WORK REQUIRED
Reproduce each line that includes the word "ארוך".

====== RECORDS FOR THE EXERCISE

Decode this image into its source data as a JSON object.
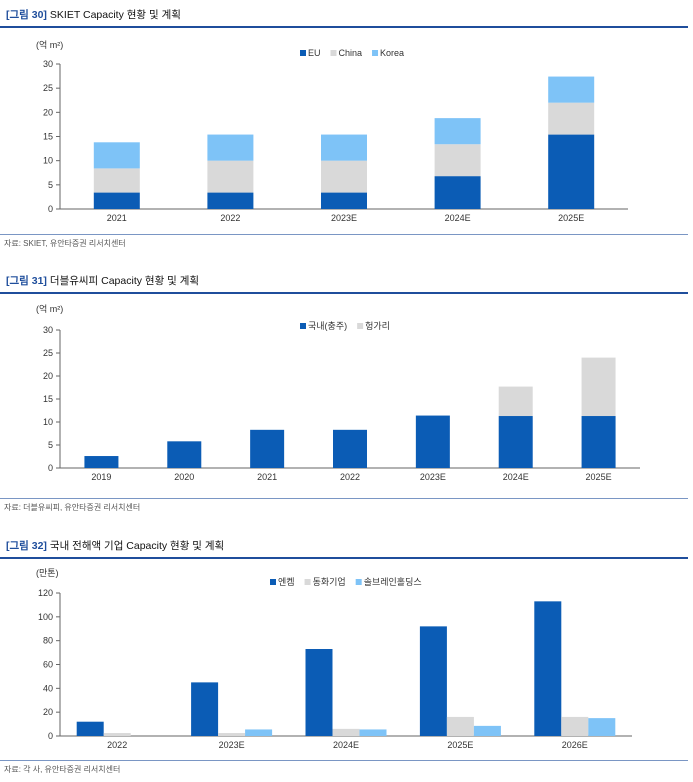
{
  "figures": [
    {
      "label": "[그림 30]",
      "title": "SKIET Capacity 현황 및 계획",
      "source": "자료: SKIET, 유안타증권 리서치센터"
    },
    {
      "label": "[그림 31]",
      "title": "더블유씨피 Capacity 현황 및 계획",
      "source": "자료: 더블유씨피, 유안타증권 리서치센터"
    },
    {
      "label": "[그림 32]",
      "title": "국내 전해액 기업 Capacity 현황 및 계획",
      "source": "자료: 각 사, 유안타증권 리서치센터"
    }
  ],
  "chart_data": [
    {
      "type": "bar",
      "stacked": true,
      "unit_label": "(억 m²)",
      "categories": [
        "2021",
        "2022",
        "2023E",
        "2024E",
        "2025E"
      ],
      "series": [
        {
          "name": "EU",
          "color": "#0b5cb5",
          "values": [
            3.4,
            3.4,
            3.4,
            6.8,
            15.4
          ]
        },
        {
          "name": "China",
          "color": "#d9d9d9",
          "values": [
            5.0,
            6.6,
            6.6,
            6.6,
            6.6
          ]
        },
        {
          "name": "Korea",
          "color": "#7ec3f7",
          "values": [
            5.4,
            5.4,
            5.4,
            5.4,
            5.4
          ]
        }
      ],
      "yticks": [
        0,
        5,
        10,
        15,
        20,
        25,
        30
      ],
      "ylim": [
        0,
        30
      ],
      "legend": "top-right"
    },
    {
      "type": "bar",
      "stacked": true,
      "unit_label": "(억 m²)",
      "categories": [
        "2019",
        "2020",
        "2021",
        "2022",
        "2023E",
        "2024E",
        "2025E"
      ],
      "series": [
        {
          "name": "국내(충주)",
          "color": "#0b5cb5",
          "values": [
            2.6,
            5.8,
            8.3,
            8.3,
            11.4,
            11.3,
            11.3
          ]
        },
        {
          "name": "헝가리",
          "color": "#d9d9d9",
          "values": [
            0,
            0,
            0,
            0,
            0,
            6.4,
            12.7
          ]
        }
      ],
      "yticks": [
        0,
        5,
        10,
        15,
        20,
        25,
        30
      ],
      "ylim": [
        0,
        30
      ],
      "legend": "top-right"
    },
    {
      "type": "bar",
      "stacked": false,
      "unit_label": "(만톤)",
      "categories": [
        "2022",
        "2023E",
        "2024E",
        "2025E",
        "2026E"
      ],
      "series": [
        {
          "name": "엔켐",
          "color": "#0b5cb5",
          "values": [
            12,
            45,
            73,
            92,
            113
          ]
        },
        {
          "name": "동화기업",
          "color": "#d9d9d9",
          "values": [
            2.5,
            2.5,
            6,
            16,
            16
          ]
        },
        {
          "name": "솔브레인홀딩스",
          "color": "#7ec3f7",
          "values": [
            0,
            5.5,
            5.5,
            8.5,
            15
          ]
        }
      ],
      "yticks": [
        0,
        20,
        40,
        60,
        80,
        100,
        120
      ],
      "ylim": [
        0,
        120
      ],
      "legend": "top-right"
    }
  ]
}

============
====== RECORDS FOR THE EXERCISE

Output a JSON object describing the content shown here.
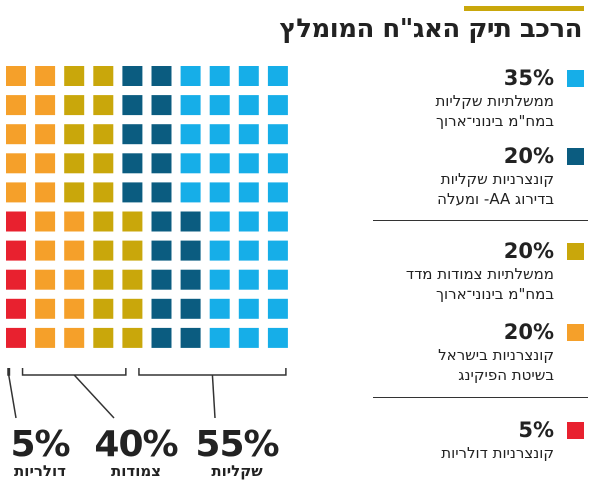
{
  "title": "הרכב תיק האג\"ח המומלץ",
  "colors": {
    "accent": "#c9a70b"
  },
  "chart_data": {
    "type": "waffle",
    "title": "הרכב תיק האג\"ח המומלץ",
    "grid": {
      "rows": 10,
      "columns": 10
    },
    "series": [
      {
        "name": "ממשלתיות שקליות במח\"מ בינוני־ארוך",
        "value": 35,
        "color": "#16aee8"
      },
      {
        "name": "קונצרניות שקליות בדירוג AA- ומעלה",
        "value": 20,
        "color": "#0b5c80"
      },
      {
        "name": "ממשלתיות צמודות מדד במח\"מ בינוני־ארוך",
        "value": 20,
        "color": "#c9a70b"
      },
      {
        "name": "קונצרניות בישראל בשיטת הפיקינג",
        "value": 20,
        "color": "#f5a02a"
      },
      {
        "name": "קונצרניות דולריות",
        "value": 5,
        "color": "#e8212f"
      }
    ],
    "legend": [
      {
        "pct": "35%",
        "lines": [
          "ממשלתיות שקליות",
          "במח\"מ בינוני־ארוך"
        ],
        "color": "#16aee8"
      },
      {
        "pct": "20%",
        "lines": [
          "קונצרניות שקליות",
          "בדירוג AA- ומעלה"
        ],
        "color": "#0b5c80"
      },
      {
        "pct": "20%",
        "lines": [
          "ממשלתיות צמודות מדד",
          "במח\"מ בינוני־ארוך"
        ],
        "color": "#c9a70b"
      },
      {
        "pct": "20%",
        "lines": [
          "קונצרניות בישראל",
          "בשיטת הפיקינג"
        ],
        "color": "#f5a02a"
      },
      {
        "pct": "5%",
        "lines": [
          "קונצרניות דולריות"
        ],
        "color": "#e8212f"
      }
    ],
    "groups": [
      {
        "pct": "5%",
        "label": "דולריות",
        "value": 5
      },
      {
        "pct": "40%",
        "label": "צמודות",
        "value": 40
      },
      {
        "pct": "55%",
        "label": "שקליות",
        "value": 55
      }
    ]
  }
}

============

SOLUTION
        "name": "ממשלתיות שקליות במח\"מ בינוני־ארוך",
        "name": "ממשלתיות צמודות מדד במח\"מ בינוני־ארוך",
          "במח\"מ בינוני־ארוך"
          "במח\"מ בינוני־ארוך"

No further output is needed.